Exercise requirements =>
Make an exact copy of the entries, and keep any pictures out of it.

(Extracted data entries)
=====
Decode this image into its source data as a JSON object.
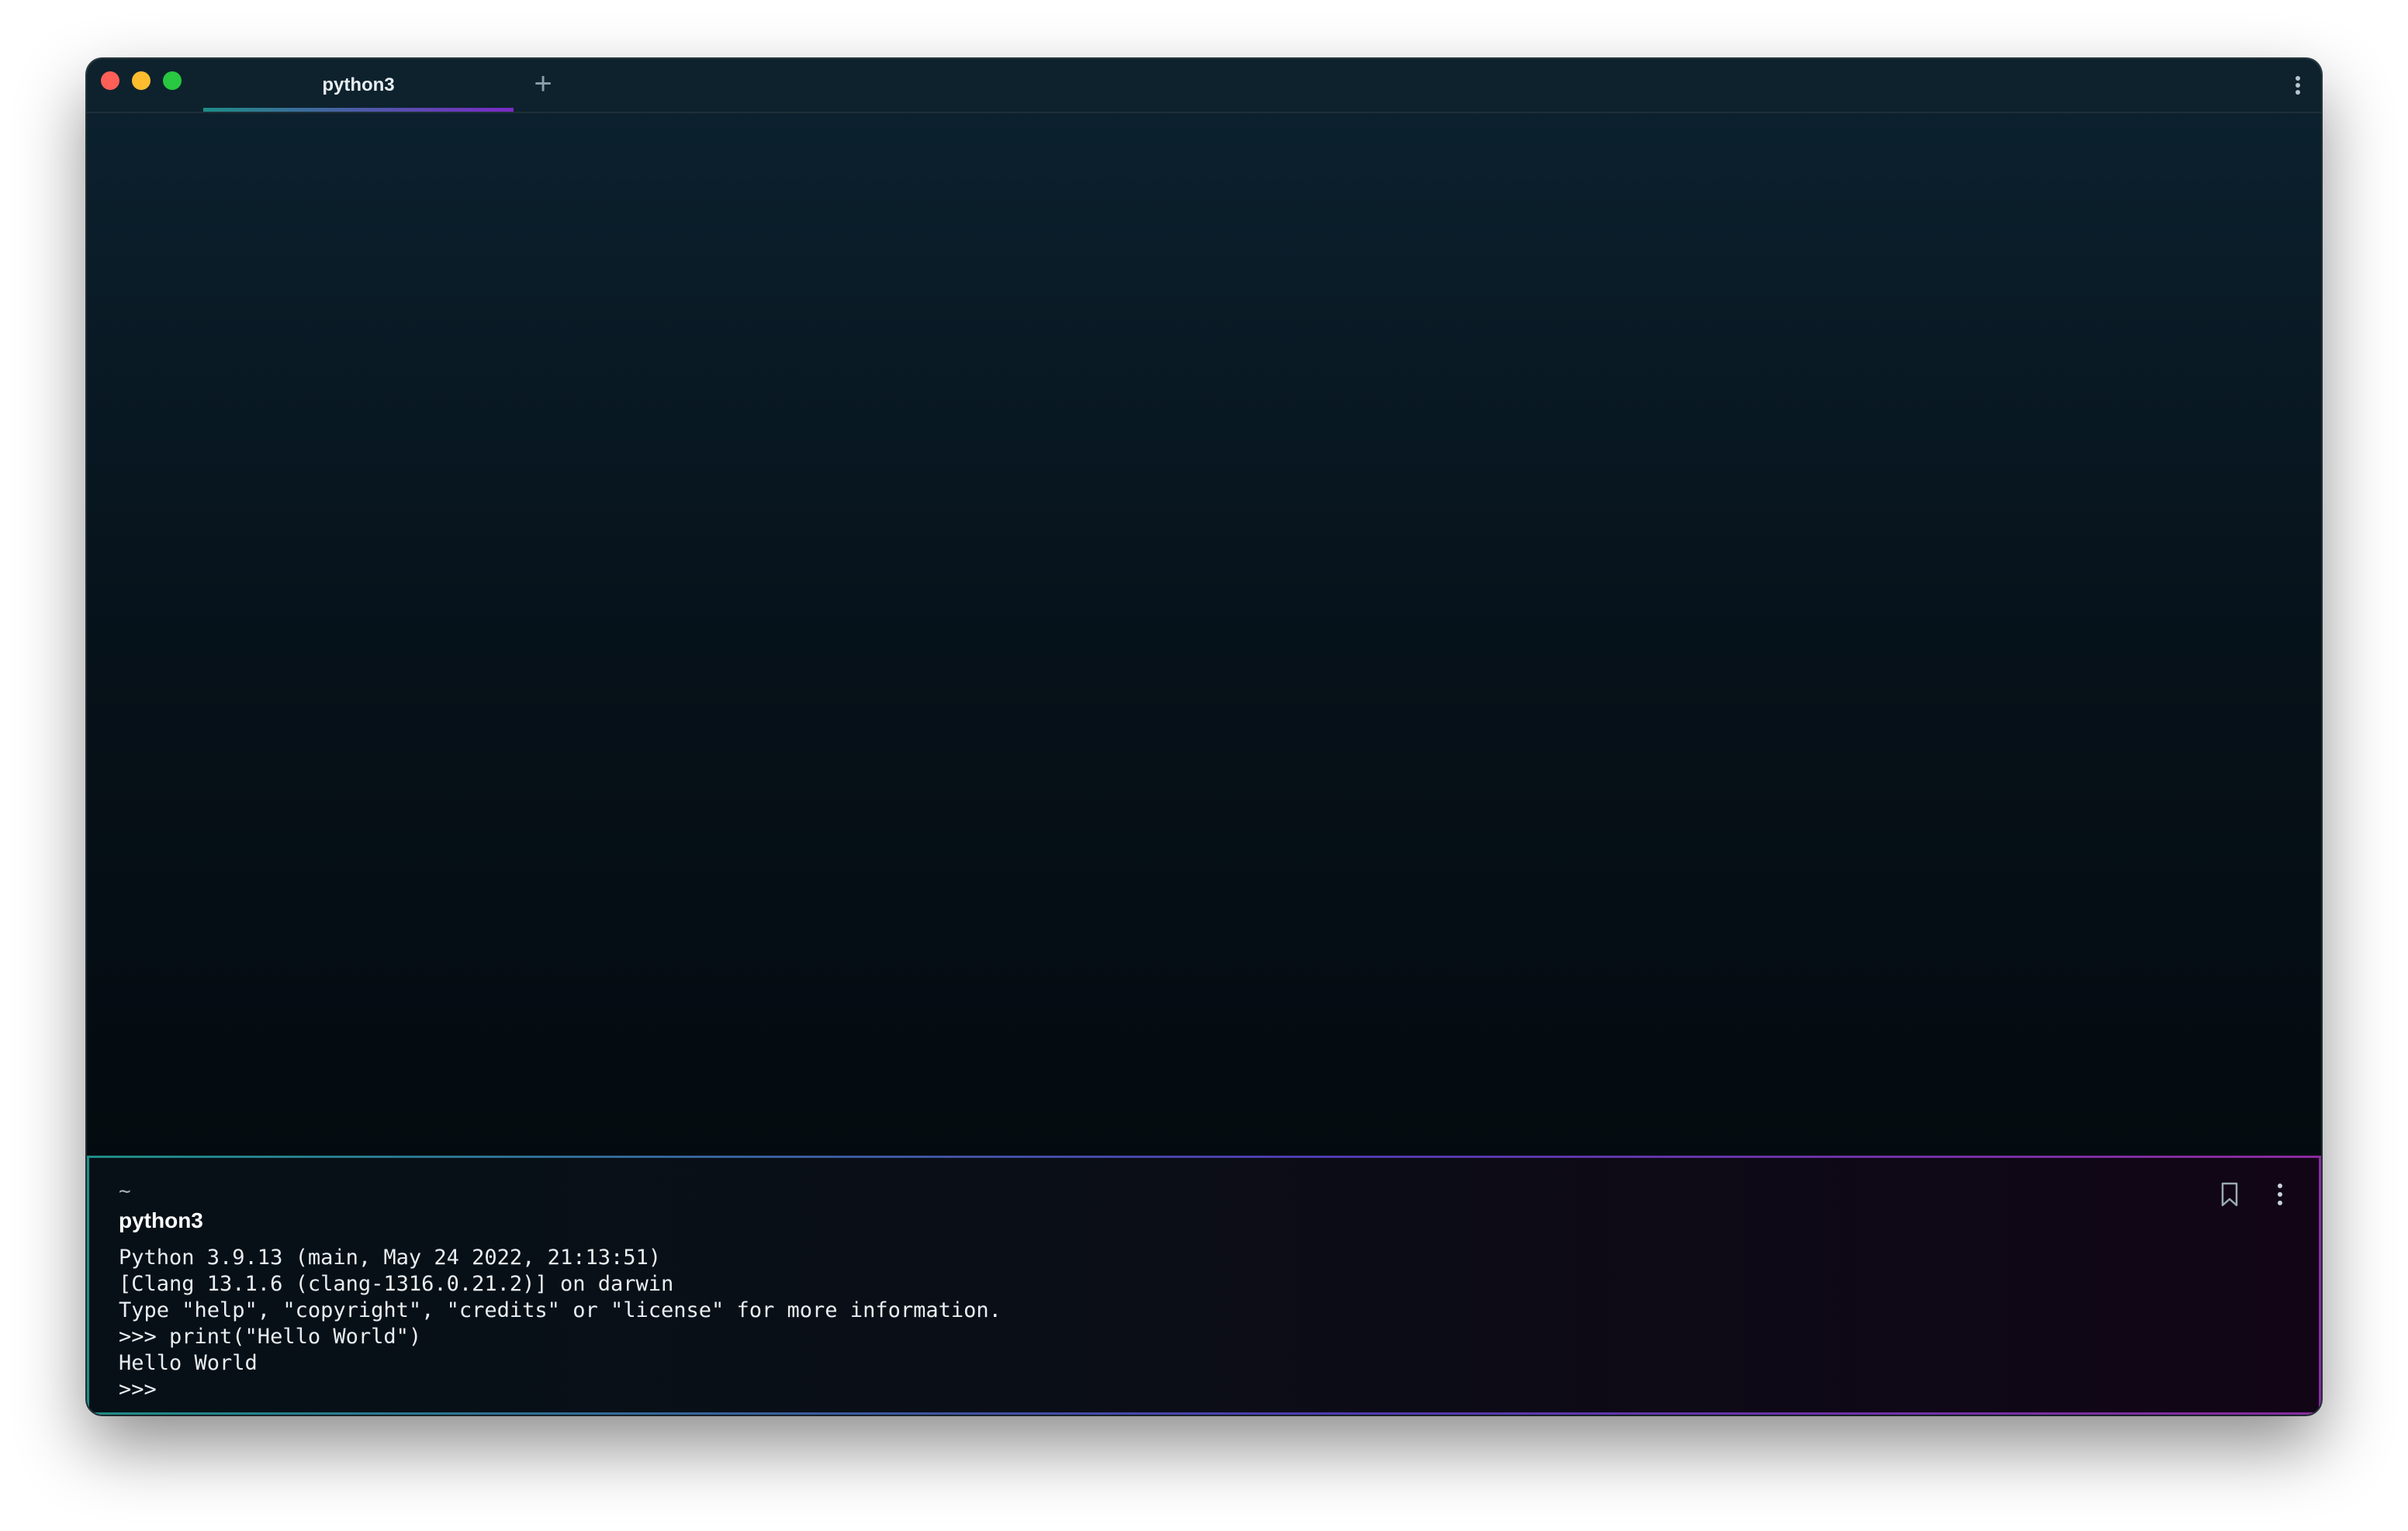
{
  "window": {
    "traffic_lights": [
      "close",
      "minimize",
      "maximize"
    ],
    "tab": {
      "label": "python3"
    },
    "new_tab_label": "+"
  },
  "block": {
    "cwd": "~",
    "command": "python3",
    "output_lines": [
      "Python 3.9.13 (main, May 24 2022, 21:13:51)",
      "[Clang 13.1.6 (clang-1316.0.21.2)] on darwin",
      "Type \"help\", \"copyright\", \"credits\" or \"license\" for more information.",
      ">>> print(\"Hello World\")",
      "Hello World",
      ">>>"
    ],
    "icons": [
      "bookmark-icon",
      "more-icon"
    ]
  },
  "colors": {
    "accent_teal": "#1e8d86",
    "accent_purple": "#7a2ac6",
    "close": "#fe5f57",
    "minimize": "#febc2e",
    "maximize": "#28c840"
  }
}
=====
Written response =>
Decode this image into its source data as a JSON object.
{
  "window": {
    "traffic_lights": [
      "close",
      "minimize",
      "maximize"
    ],
    "tab": {
      "label": "python3"
    },
    "new_tab_label": "+"
  },
  "block": {
    "cwd": "~",
    "command": "python3",
    "output_lines": [
      "Python 3.9.13 (main, May 24 2022, 21:13:51)",
      "[Clang 13.1.6 (clang-1316.0.21.2)] on darwin",
      "Type \"help\", \"copyright\", \"credits\" or \"license\" for more information.",
      ">>> print(\"Hello World\")",
      "Hello World",
      ">>>"
    ],
    "icons": [
      "bookmark-icon",
      "more-icon"
    ]
  },
  "colors": {
    "accent_teal": "#1e8d86",
    "accent_purple": "#7a2ac6",
    "close": "#fe5f57",
    "minimize": "#febc2e",
    "maximize": "#28c840"
  }
}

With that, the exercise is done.